*Short problem:* Report how many lines of the records below include the word "Devon". Give nothing but the number.
:: Records for processing
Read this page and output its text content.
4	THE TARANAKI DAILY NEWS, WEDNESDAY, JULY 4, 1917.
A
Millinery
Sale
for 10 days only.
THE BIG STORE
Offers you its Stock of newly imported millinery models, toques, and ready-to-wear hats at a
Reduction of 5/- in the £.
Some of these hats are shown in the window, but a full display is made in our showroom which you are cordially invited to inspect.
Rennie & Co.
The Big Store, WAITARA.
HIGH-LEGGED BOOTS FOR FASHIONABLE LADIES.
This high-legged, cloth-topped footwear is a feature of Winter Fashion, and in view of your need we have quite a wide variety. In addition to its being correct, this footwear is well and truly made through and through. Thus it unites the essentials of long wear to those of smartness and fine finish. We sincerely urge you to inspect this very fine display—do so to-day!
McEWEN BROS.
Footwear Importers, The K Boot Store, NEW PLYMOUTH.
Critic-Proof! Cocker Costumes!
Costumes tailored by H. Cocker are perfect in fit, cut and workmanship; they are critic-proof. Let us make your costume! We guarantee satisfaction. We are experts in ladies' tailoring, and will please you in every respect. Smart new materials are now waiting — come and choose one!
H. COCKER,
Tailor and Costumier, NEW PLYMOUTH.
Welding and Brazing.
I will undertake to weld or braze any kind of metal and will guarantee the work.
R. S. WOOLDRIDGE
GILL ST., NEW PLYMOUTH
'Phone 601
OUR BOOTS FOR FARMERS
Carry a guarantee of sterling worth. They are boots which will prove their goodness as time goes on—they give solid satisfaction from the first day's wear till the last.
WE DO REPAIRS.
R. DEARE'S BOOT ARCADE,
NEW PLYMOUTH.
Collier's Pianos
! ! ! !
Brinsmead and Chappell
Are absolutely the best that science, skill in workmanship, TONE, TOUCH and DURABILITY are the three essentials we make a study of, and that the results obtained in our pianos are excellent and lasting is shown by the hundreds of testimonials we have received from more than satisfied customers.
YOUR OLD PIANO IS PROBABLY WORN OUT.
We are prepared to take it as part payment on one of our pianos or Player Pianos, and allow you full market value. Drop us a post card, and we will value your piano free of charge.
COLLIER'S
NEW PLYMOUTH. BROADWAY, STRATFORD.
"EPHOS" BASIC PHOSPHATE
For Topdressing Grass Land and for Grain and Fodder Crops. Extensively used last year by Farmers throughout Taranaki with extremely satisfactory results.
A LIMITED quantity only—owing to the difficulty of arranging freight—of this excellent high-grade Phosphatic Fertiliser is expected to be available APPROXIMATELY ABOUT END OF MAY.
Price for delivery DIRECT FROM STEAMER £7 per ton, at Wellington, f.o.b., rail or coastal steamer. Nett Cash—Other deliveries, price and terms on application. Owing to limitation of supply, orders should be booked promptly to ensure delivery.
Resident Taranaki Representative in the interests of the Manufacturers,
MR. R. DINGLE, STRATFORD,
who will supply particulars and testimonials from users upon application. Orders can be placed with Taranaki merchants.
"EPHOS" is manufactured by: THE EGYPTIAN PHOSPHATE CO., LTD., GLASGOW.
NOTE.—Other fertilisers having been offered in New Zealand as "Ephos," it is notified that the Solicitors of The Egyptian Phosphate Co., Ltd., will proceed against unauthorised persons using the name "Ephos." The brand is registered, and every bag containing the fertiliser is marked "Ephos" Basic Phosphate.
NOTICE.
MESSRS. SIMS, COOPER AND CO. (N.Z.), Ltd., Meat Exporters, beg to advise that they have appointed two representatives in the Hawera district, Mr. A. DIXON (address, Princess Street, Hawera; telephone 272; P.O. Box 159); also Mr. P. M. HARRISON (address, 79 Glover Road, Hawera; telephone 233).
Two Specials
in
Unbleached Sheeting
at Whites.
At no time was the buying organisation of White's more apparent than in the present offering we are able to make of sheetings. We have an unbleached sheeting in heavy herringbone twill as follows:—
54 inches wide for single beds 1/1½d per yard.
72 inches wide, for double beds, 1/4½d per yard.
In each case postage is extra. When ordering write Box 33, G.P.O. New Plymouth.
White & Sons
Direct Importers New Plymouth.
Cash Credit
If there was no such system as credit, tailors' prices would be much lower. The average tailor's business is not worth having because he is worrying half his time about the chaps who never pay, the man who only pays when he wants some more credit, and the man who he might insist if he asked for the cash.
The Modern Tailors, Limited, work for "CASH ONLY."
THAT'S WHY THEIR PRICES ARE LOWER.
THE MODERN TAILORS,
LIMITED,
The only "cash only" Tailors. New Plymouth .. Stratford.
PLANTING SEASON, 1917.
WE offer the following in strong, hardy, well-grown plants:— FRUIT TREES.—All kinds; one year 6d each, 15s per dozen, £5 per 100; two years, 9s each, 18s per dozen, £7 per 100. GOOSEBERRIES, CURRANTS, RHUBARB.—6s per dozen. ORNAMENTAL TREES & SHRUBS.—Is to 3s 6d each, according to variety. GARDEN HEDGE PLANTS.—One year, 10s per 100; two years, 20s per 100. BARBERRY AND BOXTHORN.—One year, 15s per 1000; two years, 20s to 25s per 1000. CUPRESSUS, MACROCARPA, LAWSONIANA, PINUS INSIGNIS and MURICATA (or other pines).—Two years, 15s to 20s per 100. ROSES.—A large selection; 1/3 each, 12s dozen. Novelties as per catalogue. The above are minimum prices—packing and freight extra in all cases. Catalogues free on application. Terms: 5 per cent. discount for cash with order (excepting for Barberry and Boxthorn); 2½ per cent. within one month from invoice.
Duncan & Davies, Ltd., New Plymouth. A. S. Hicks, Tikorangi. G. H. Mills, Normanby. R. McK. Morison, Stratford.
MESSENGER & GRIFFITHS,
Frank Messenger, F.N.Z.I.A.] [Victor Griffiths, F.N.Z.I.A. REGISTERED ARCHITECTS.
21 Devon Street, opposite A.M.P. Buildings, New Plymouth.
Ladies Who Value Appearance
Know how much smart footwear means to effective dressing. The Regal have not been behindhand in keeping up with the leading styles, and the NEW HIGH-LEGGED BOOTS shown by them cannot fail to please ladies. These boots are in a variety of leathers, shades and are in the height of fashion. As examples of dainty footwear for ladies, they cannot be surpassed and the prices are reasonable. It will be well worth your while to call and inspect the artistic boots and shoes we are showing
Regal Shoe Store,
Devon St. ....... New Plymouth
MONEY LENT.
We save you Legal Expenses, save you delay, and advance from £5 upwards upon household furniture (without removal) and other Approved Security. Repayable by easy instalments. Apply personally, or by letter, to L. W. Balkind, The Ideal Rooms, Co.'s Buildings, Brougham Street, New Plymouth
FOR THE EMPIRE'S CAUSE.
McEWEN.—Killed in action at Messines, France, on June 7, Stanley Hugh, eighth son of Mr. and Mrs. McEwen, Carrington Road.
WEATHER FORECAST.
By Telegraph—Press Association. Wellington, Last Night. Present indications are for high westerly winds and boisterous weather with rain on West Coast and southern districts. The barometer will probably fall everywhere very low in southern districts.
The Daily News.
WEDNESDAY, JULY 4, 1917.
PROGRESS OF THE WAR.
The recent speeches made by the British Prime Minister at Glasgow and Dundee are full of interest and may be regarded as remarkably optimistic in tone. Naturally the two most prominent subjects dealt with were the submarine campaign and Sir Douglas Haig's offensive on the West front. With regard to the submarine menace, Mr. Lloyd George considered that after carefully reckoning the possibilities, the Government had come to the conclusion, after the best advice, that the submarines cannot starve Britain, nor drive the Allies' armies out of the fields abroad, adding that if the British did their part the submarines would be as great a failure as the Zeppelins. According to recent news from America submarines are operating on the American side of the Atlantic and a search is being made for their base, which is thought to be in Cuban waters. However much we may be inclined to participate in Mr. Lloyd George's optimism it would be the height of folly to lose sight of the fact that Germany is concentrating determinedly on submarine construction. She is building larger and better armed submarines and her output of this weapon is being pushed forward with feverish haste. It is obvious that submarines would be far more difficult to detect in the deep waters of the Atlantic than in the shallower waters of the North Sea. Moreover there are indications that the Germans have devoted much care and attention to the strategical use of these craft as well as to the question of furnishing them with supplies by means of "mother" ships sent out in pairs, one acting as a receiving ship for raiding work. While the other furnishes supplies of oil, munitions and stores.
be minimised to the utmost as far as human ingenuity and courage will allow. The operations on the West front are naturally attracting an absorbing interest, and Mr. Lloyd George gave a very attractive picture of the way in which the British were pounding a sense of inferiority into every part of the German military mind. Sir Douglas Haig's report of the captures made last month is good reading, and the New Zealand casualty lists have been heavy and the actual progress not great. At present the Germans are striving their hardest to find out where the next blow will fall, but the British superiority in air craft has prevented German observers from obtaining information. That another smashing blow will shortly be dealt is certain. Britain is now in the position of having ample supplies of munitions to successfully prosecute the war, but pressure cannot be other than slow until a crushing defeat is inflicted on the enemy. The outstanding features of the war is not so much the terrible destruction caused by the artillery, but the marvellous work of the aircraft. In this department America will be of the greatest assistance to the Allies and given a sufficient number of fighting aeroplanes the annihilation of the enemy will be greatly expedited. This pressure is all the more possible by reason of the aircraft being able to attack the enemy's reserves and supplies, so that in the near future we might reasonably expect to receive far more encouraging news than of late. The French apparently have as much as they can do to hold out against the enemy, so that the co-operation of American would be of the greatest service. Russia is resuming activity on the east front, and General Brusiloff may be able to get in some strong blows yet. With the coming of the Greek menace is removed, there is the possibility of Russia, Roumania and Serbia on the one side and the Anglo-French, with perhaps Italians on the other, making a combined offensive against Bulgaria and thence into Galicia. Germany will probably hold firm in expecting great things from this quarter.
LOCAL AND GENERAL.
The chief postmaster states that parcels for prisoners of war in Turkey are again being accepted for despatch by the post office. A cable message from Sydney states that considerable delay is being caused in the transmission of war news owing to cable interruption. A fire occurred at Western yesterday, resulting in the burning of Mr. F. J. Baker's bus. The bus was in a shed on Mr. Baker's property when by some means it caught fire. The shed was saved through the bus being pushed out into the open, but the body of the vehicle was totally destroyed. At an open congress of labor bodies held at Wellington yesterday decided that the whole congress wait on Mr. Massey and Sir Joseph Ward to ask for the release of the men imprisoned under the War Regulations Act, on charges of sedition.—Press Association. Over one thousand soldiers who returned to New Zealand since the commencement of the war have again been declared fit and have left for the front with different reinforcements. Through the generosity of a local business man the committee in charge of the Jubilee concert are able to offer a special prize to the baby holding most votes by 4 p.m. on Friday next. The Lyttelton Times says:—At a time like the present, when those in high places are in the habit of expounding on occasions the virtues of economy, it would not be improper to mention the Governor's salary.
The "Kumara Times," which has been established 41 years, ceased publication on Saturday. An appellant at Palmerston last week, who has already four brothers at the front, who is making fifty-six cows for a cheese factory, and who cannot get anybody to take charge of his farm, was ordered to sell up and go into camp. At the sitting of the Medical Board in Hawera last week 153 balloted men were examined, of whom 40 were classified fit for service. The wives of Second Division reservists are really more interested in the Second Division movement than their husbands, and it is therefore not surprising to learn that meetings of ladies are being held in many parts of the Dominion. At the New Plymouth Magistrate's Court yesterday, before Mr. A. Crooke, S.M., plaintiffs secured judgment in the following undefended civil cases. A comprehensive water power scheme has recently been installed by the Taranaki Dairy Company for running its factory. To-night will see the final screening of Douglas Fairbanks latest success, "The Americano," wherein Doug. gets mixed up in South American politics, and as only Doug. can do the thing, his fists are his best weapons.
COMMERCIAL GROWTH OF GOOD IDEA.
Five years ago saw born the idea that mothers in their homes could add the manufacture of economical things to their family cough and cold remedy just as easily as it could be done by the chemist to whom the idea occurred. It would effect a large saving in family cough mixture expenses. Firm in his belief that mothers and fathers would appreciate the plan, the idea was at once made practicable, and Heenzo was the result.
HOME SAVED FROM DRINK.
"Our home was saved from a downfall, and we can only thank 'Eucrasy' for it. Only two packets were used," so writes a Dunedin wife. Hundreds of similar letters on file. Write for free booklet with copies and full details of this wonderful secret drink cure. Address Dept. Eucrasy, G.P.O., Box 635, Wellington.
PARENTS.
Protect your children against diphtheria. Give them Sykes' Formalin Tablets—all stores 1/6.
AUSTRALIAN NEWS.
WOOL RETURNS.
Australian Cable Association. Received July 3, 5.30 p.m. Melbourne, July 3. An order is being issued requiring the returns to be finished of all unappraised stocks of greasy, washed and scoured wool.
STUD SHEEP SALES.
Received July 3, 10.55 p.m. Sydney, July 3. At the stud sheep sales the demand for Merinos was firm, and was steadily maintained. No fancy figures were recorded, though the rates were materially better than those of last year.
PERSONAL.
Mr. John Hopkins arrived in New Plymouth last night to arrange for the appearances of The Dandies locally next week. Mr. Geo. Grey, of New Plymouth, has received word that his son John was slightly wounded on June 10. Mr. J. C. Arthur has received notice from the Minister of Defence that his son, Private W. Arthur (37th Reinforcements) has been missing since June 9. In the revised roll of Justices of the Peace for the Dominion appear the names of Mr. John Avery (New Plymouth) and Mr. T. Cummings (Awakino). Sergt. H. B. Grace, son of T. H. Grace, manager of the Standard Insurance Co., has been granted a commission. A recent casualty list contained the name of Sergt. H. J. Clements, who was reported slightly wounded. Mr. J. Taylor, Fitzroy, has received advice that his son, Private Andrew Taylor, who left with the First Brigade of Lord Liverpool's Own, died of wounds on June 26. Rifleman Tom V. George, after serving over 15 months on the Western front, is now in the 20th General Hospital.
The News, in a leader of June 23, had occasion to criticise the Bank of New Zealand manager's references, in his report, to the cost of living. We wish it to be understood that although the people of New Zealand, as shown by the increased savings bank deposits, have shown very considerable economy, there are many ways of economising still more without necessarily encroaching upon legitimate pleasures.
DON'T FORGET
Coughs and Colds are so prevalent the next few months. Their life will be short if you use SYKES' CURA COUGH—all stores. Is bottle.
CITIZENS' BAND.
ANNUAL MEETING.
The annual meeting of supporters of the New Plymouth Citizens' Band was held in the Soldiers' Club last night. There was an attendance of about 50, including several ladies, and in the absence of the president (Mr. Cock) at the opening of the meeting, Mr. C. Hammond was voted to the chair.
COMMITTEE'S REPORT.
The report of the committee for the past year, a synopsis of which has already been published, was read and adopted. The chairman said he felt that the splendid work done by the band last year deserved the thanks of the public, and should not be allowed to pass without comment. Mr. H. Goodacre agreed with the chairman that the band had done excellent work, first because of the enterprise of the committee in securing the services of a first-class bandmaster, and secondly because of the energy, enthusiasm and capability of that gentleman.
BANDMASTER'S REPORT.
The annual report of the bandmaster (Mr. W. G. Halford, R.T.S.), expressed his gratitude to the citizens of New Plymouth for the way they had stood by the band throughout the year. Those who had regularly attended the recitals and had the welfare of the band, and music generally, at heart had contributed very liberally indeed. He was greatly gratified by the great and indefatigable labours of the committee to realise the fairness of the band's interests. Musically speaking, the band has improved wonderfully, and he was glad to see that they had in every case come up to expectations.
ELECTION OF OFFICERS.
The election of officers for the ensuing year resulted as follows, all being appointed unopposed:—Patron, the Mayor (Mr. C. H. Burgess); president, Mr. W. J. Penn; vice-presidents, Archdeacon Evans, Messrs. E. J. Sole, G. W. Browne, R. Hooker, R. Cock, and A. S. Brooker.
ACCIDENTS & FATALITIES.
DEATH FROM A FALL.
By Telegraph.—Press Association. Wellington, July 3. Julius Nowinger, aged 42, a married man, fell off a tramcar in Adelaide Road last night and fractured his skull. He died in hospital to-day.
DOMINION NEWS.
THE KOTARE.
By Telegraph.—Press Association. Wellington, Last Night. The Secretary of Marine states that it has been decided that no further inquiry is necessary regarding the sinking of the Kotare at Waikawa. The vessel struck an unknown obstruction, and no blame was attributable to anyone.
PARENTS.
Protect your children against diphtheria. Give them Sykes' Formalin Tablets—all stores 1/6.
::::
*Full response:* 2